**Problem details**
For each line below that includes the word "Nougereau", make a copy.

**Entries shown**
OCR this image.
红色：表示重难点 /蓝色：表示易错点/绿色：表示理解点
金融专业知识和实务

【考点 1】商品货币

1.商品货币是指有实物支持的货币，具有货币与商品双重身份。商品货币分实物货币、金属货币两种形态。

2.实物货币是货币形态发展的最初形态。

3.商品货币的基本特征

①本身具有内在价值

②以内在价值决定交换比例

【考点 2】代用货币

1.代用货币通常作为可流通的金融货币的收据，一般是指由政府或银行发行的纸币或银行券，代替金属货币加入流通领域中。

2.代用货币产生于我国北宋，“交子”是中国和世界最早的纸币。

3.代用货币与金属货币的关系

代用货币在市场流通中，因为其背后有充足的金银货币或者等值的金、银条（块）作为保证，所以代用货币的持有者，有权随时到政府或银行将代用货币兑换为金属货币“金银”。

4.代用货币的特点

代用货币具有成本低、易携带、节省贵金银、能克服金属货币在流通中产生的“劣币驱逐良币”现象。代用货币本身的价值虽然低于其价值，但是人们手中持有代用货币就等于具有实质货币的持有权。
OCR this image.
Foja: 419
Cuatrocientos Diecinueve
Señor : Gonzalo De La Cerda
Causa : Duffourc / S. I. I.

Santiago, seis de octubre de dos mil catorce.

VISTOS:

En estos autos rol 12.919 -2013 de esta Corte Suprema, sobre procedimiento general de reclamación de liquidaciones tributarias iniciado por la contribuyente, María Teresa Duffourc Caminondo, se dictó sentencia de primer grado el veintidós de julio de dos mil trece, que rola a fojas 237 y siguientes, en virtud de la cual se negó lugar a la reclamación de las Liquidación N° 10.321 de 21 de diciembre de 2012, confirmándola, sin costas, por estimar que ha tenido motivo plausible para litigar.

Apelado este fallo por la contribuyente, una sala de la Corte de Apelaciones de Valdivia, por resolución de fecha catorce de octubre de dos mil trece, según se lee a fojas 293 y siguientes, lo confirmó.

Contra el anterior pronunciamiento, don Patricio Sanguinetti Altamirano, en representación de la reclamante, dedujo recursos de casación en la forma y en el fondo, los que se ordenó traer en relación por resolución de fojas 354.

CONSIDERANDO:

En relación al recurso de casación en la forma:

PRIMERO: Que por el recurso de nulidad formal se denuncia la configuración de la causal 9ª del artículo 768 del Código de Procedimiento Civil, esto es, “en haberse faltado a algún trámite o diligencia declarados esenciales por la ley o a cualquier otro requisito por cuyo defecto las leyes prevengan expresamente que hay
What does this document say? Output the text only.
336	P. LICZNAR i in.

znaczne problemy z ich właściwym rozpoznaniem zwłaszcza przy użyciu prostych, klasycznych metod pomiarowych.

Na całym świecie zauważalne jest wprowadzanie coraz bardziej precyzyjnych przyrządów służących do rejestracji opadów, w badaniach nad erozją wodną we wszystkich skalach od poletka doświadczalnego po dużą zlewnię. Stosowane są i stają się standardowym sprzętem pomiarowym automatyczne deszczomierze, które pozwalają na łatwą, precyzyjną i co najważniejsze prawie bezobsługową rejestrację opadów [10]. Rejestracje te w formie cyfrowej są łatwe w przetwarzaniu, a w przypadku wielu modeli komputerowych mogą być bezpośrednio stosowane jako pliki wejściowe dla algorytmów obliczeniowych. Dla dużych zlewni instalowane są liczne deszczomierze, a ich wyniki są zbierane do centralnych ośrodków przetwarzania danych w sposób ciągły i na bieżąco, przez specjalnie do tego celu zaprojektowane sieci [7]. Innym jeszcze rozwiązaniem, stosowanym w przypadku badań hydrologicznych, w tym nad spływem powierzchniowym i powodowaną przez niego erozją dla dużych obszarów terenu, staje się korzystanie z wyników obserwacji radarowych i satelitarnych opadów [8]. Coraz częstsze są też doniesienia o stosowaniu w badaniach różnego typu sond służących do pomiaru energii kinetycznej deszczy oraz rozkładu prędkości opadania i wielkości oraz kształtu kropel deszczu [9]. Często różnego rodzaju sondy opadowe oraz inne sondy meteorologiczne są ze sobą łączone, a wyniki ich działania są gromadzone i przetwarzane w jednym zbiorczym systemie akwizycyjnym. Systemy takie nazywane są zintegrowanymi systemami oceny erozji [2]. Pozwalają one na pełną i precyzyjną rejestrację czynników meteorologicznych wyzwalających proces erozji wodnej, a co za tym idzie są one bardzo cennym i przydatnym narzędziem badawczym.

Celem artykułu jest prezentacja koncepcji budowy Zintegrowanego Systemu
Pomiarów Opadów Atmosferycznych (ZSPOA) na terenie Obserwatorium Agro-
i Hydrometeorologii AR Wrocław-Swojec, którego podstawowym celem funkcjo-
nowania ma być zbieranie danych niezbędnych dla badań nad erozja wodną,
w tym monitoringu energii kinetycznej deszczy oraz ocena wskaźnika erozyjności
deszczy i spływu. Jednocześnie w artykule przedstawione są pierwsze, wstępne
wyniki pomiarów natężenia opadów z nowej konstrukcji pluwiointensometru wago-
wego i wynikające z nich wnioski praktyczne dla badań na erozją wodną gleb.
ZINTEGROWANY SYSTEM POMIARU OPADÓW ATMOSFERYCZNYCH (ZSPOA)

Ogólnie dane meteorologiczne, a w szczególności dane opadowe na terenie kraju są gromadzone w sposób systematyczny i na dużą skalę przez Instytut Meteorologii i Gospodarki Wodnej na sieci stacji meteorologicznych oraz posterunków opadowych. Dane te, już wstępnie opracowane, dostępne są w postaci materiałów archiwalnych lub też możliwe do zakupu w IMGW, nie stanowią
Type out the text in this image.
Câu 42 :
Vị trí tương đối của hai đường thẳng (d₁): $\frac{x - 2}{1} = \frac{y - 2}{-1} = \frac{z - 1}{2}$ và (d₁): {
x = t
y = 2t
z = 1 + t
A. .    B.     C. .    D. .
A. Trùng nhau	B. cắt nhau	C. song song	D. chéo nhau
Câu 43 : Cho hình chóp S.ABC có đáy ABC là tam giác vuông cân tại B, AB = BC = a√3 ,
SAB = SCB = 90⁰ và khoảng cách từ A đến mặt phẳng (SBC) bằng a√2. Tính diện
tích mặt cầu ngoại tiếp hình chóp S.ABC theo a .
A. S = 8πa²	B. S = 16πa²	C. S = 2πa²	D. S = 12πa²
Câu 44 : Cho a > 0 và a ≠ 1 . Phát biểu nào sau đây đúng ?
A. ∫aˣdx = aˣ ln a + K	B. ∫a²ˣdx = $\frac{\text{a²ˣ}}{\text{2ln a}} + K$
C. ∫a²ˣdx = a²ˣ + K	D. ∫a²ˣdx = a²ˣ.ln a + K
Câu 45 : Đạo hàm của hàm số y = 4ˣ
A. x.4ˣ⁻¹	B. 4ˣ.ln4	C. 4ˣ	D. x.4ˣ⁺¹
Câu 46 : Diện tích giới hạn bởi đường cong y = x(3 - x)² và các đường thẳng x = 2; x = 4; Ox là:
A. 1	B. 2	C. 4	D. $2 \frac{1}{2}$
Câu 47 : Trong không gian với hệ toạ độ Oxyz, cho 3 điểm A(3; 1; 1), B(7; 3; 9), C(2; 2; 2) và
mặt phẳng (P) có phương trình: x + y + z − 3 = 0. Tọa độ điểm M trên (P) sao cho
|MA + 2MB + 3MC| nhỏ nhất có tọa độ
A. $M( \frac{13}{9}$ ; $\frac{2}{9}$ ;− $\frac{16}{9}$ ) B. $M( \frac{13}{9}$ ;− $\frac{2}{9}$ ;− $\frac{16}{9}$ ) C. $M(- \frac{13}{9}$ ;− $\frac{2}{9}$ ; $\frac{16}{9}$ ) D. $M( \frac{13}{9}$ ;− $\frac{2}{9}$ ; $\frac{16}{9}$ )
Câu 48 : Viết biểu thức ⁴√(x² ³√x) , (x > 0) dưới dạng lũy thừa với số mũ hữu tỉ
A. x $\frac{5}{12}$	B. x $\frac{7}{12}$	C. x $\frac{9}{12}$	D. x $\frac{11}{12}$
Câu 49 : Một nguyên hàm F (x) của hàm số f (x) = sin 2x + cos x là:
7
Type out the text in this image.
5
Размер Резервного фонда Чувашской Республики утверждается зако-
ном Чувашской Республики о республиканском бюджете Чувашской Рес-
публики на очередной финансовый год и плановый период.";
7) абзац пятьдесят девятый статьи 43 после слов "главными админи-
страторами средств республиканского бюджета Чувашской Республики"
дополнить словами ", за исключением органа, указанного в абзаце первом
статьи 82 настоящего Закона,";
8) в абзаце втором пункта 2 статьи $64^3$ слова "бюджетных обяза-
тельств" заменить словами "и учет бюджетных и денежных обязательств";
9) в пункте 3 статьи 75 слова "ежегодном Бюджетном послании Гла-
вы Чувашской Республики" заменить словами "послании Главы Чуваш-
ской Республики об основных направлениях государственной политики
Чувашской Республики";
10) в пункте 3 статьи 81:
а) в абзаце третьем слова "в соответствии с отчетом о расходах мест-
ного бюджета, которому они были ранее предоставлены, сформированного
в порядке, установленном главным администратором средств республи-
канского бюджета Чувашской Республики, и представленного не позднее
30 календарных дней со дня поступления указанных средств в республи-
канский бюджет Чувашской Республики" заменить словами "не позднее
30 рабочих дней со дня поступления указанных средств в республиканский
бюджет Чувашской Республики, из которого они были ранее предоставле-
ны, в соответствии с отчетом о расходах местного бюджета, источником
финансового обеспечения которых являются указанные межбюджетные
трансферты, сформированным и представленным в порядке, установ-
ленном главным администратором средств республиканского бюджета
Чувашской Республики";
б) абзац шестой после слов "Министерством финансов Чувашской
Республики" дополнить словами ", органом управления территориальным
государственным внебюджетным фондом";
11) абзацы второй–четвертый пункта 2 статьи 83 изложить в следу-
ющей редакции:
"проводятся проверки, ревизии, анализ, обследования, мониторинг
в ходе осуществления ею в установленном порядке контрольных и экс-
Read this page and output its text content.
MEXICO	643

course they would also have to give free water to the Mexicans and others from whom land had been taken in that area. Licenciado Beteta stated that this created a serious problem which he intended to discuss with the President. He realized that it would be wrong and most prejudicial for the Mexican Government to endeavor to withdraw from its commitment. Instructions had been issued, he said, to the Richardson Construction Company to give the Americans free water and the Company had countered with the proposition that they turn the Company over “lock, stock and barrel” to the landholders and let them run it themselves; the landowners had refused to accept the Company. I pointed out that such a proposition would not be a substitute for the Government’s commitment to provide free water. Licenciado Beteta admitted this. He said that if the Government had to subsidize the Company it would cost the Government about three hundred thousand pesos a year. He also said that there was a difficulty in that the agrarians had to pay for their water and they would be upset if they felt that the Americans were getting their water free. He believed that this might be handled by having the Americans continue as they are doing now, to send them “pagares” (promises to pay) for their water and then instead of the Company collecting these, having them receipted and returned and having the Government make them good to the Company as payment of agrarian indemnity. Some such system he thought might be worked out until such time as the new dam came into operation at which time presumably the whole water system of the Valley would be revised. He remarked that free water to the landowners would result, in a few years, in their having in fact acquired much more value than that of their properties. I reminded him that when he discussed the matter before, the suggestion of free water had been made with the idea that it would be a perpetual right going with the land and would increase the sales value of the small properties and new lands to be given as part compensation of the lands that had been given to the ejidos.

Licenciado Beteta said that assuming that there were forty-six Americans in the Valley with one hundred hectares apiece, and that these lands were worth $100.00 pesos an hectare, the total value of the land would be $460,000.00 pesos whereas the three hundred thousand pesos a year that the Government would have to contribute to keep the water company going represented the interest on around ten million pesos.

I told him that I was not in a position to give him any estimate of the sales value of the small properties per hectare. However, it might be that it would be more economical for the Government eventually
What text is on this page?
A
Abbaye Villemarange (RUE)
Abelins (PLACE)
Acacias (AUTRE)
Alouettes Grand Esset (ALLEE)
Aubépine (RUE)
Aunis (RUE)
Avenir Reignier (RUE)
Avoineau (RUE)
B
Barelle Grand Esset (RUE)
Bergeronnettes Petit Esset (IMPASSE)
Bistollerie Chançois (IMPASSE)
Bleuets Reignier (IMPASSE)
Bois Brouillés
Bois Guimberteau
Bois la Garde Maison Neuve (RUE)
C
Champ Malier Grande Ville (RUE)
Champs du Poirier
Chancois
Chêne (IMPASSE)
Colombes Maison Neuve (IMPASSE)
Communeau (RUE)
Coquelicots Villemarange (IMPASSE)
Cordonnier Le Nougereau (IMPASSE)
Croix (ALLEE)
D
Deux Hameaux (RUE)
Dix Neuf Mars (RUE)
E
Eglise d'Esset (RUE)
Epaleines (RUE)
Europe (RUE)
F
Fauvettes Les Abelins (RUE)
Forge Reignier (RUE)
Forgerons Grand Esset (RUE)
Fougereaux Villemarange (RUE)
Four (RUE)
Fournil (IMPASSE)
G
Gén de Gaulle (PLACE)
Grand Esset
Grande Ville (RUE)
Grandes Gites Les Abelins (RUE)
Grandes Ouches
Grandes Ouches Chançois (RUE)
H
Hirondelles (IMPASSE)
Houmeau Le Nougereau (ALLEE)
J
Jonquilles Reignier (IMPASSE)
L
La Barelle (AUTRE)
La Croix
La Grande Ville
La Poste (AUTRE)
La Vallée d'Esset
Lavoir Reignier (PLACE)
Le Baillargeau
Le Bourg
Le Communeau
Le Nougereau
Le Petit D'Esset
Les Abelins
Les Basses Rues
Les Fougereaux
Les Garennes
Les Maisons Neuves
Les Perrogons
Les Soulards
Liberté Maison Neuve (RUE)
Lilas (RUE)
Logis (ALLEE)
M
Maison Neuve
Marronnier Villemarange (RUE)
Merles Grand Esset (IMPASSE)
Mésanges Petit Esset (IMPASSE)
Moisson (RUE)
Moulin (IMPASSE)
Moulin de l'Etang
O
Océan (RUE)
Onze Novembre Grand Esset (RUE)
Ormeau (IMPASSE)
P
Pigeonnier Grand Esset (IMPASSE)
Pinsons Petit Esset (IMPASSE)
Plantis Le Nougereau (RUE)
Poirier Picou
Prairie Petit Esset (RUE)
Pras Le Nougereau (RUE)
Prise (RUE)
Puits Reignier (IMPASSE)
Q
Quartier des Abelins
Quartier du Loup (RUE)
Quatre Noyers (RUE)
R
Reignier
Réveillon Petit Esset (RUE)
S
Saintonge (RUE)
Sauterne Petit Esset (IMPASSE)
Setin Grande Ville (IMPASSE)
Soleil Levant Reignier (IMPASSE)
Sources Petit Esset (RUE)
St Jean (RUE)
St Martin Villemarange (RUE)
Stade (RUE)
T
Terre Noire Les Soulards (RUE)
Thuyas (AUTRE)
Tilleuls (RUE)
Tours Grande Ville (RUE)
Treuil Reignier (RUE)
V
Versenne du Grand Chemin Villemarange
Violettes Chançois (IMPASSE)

**Solution for this exercise**
Cordonnier Le Nougereau (IMPASSE)
Houmeau Le Nougereau (ALLEE)
Le Nougereau
Plantis Le Nougereau (RUE)
Pras Le Nougereau (RUE)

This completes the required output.